**Extracted data entries**
----
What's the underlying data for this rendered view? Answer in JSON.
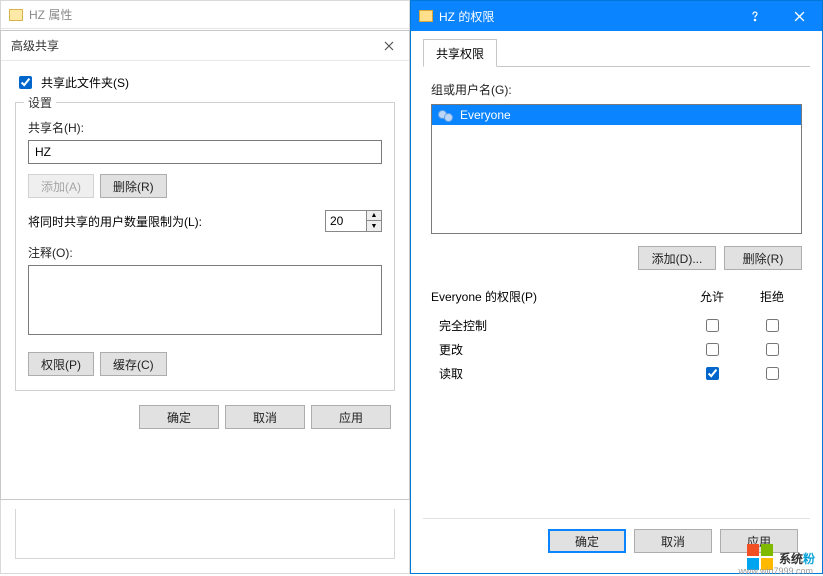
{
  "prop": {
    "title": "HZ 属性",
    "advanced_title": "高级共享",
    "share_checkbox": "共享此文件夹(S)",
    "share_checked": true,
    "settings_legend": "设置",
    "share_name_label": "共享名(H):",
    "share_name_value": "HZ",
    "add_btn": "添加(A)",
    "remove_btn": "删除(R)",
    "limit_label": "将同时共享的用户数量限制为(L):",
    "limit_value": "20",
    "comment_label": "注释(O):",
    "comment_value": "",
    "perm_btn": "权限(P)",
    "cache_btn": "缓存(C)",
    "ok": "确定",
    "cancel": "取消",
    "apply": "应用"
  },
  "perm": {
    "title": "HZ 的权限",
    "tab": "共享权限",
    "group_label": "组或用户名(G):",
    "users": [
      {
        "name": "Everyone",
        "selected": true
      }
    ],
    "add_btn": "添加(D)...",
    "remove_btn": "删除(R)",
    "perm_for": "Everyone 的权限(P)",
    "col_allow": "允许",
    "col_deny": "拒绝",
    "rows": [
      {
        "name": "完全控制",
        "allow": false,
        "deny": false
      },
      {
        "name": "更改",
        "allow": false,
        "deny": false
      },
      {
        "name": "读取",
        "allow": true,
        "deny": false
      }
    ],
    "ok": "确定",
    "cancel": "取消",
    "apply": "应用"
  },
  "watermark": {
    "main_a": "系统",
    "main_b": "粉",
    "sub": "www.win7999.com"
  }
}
----
**TASK BRIEF**
Pick out the lines containing the string "Everyone".

**OUTPUT FOR THIS EXERCISE**
        "name": "Everyone",
    "perm_for": "Everyone 的权限(P)",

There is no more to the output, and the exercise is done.